PROVIDED RECORDS:

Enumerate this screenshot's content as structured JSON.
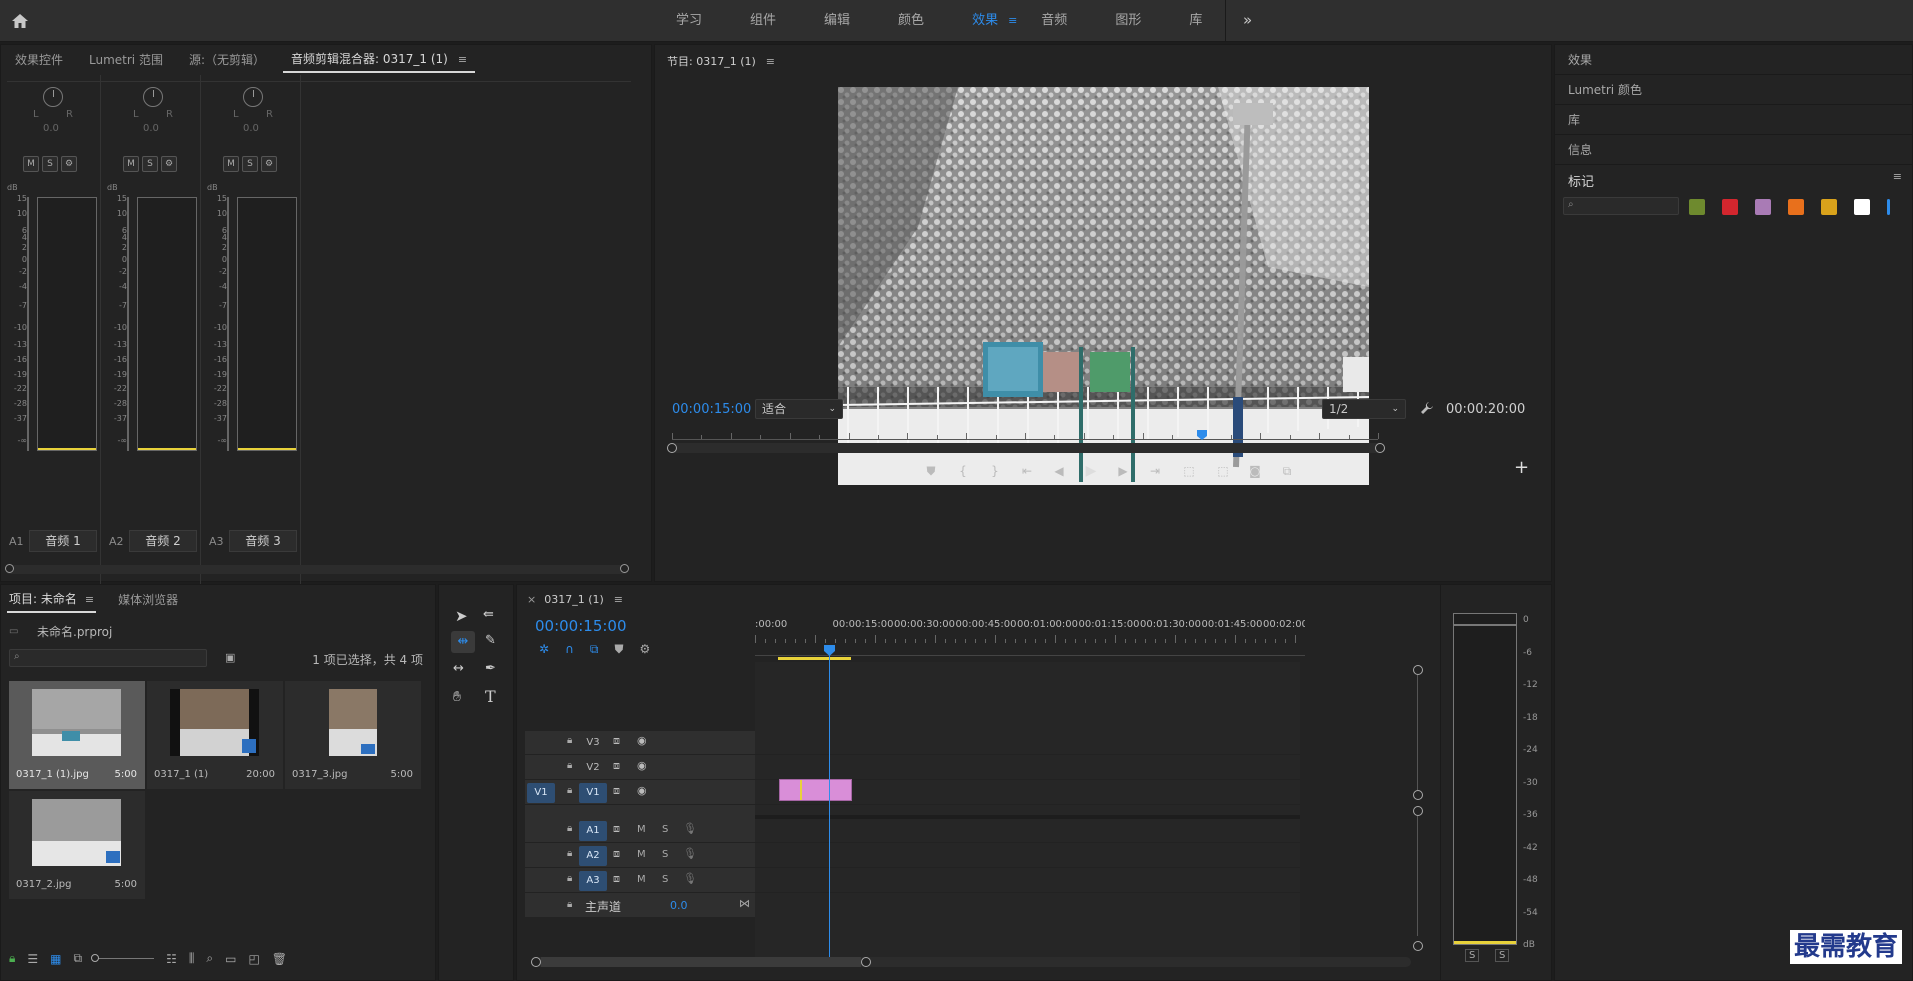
{
  "top_bar": {
    "home_label": "",
    "workspaces": [
      "学习",
      "组件",
      "编辑",
      "颜色",
      "效果",
      "音频",
      "图形",
      "库"
    ],
    "active_workspace": "效果",
    "more_label": "»"
  },
  "left_panel": {
    "tabs": [
      "效果控件",
      "Lumetri 范围",
      "源:（无剪辑）",
      "音频剪辑混合器: 0317_1 (1)"
    ],
    "active_tab": "音频剪辑混合器: 0317_1 (1)",
    "channels": [
      {
        "id": "A1",
        "name": "音频 1",
        "pan": "0.0"
      },
      {
        "id": "A2",
        "name": "音频 2",
        "pan": "0.0"
      },
      {
        "id": "A3",
        "name": "音频 3",
        "pan": "0.0"
      }
    ],
    "lr_label_l": "L",
    "lr_label_r": "R",
    "msr": [
      "M",
      "S",
      "⚙"
    ],
    "db_label": "dB",
    "db_scale": [
      "15",
      "10",
      "6",
      "4",
      "2",
      "0",
      "-2",
      "-4",
      "-7",
      "-10",
      "-13",
      "-16",
      "-19",
      "-22",
      "-28",
      "-37",
      "-∞"
    ]
  },
  "program_monitor": {
    "title": "节目: 0317_1 (1)",
    "current_time": "00:00:15:00",
    "fit": "适合",
    "resolution": "1/2",
    "duration": "00:00:20:00",
    "playhead_fraction": 0.75
  },
  "right_panel": {
    "items": [
      "效果",
      "Lumetri 颜色",
      "库",
      "信息"
    ],
    "markers_title": "标记",
    "marker_colors": [
      "#6e8a2e",
      "#d3262e",
      "#a97bb5",
      "#e8701c",
      "#d9a21b",
      "#ffffff",
      "#2d8ceb"
    ]
  },
  "project_panel": {
    "tabs": [
      "项目: 未命名",
      "媒体浏览器"
    ],
    "active_tab": "项目: 未命名",
    "project_file": "未命名.prproj",
    "selection_info": "1 项已选择，共 4 项",
    "items": [
      {
        "name": "0317_1 (1).jpg",
        "duration": "5:00"
      },
      {
        "name": "0317_1 (1)",
        "duration": "20:00"
      },
      {
        "name": "0317_3.jpg",
        "duration": "5:00"
      },
      {
        "name": "0317_2.jpg",
        "duration": "5:00"
      }
    ]
  },
  "timeline": {
    "title": "0317_1 (1)",
    "current_time": "00:00:15:00",
    "ruler": [
      ":00:00",
      "00:00:15:00",
      "00:00:30:00",
      "00:00:45:00",
      "00:01:00:00",
      "00:01:15:00",
      "00:01:30:00",
      "00:01:45:00",
      "00:02:00:00",
      "00"
    ],
    "video_tracks": [
      "V3",
      "V2",
      "V1"
    ],
    "audio_tracks": [
      "A1",
      "A2",
      "A3"
    ],
    "source_patch": "V1",
    "master_label": "主声道",
    "master_value": "0.0",
    "m_label": "M",
    "s_label": "S"
  },
  "audio_meter": {
    "scale": [
      "0",
      "-6",
      "-12",
      "-18",
      "-24",
      "-30",
      "-36",
      "-42",
      "-48",
      "-54",
      "dB"
    ],
    "solo_labels": [
      "S",
      "S"
    ]
  },
  "watermark": "最需教育"
}
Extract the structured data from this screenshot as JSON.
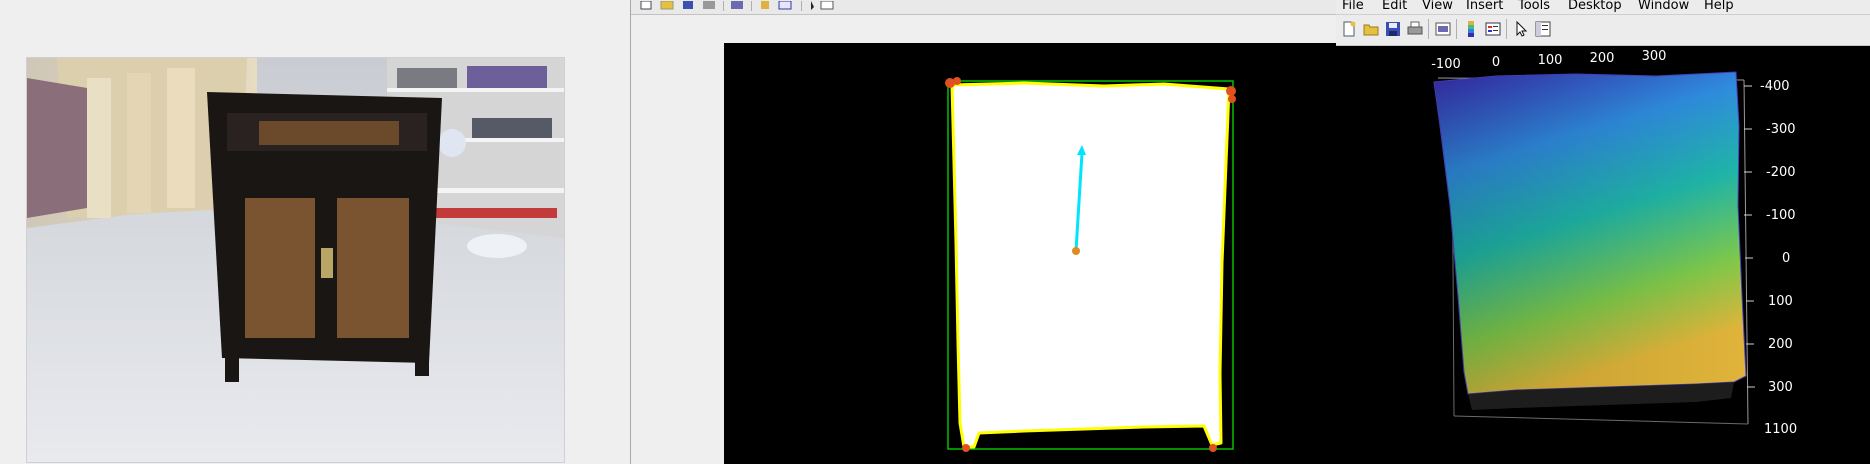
{
  "menubar": {
    "items": [
      "File",
      "Edit",
      "View",
      "Insert",
      "Tools",
      "Desktop",
      "Window",
      "Help"
    ]
  },
  "toolbar_icons": [
    "new-figure-icon",
    "open-file-icon",
    "save-figure-icon",
    "print-figure-icon",
    "print-preview-icon",
    "insert-colorbar-icon",
    "insert-legend-icon",
    "edit-plot-icon",
    "property-inspector-icon"
  ],
  "plot3d": {
    "x_ticks": [
      "-100",
      "0",
      "100",
      "200",
      "300"
    ],
    "y_ticks": [
      "-400",
      "-300",
      "-200",
      "-100",
      "0",
      "100",
      "200",
      "300"
    ],
    "z_tick": "1100",
    "colormap": [
      "#3b2bb5",
      "#2f8ce0",
      "#1fb6a8",
      "#7fc94a",
      "#e0b43a"
    ]
  },
  "mask_view": {
    "mask_color": "#ffffff",
    "contour_color": "#ffff00",
    "bbox_color": "#00c000",
    "corner_color": "#e05020",
    "normal_color": "#00e5ff"
  }
}
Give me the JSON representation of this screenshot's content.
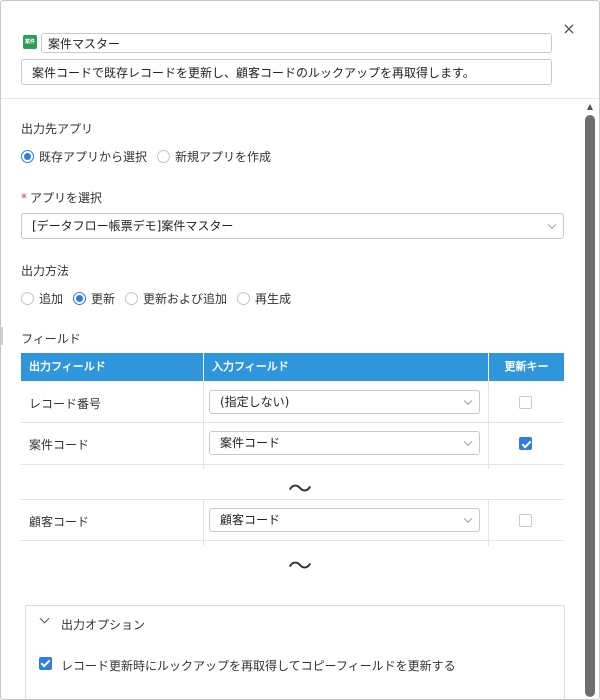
{
  "header": {
    "app_icon_text": "案件",
    "title_value": "案件マスター",
    "description_value": "案件コードで既存レコードを更新し、顧客コードのルックアップを再取得します。",
    "close_glyph": "×"
  },
  "output_app": {
    "label": "出力先アプリ",
    "options": [
      "既存アプリから選択",
      "新規アプリを作成"
    ],
    "selected_index": 0
  },
  "select_app": {
    "required_mark": "*",
    "label": "アプリを選択",
    "value": "[データフロー帳票デモ]案件マスター"
  },
  "output_method": {
    "label": "出力方法",
    "options": [
      "追加",
      "更新",
      "更新および追加",
      "再生成"
    ],
    "selected_index": 1
  },
  "fields": {
    "label": "フィールド",
    "columns": [
      "出力フィールド",
      "入力フィールド",
      "更新キー"
    ],
    "rows": [
      {
        "output": "レコード番号",
        "input": "(指定しない)",
        "key": false
      },
      {
        "output": "案件コード",
        "input": "案件コード",
        "key": true
      },
      {
        "output": "顧客コード",
        "input": "顧客コード",
        "key": false
      }
    ],
    "ellipsis": "〜"
  },
  "output_options": {
    "label": "出力オプション",
    "checkbox_label": "レコード更新時にルックアップを再取得してコピーフィールドを更新する",
    "checked": true
  },
  "colors": {
    "accent": "#2f7de1",
    "table_header": "#2f96dc",
    "app_icon": "#2e9e4f"
  }
}
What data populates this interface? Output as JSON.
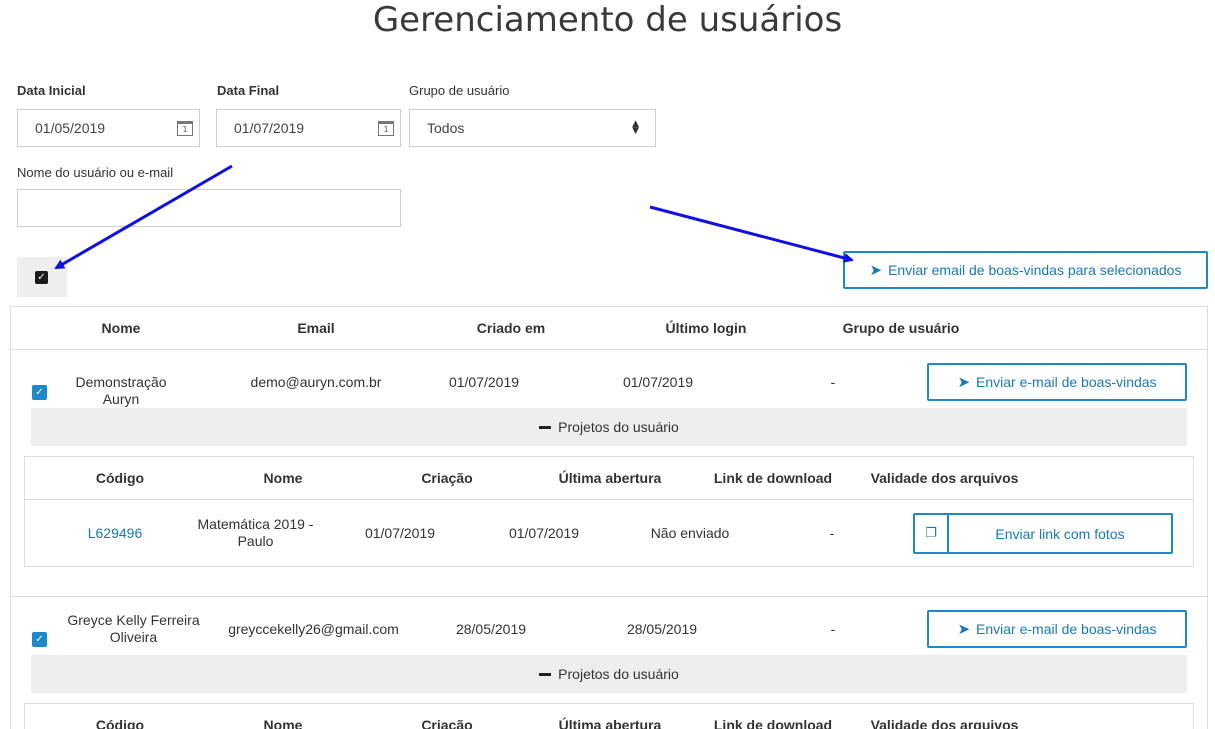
{
  "page": {
    "title": "Gerenciamento de usuários"
  },
  "filters": {
    "start_label": "Data Inicial",
    "start_value": "01/05/2019",
    "end_label": "Data Final",
    "end_value": "01/07/2019",
    "group_label": "Grupo de usuário",
    "group_value": "Todos",
    "search_label": "Nome do usuário ou e-mail",
    "search_value": "",
    "calendar_day": "1"
  },
  "bulk": {
    "send_selected_label": "Enviar email de boas-vindas para selecionados",
    "select_all_checked": true
  },
  "table": {
    "headers": [
      "Nome",
      "Email",
      "Criado em",
      "Último login",
      "Grupo de usuário"
    ],
    "users": [
      {
        "checked": true,
        "name": "Demonstração Auryn",
        "email": "demo@auryn.com.br",
        "created": "01/07/2019",
        "last_login": "01/07/2019",
        "group": "-",
        "send_label": "Enviar e-mail de boas-vindas",
        "projects_toggle": "Projetos do usuário",
        "project_headers": [
          "Código",
          "Nome",
          "Criação",
          "Última abertura",
          "Link de download",
          "Validade dos arquivos"
        ],
        "projects": [
          {
            "code": "L629496",
            "name": "Matemática 2019 - Paulo",
            "created": "01/07/2019",
            "last_open": "01/07/2019",
            "download_link": "Não enviado",
            "validity": "-",
            "action_label": "Enviar link com fotos"
          }
        ]
      },
      {
        "checked": true,
        "name": "Greyce Kelly Ferreira Oliveira",
        "email": "greyccekelly26@gmail.com",
        "created": "28/05/2019",
        "last_login": "28/05/2019",
        "group": "-",
        "send_label": "Enviar e-mail de boas-vindas",
        "projects_toggle": "Projetos do usuário",
        "project_headers": [
          "Código",
          "Nome",
          "Criação",
          "Última abertura",
          "Link de download",
          "Validade dos arquivos"
        ]
      }
    ]
  },
  "colors": {
    "accent": "#1f88c9",
    "annotation_arrow": "#1010e0",
    "row_band": "#eeeeee"
  },
  "icons": {
    "send": "paper-plane-icon",
    "calendar": "calendar-icon",
    "copy": "copy-icon",
    "minus": "minus-icon",
    "select_arrows": "sort-arrows-icon"
  }
}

PROBLEM DETAILS: From the listing above, report the number of lines containing the string "structured", without any accompanying remarks.

COMPLETED TASK: 2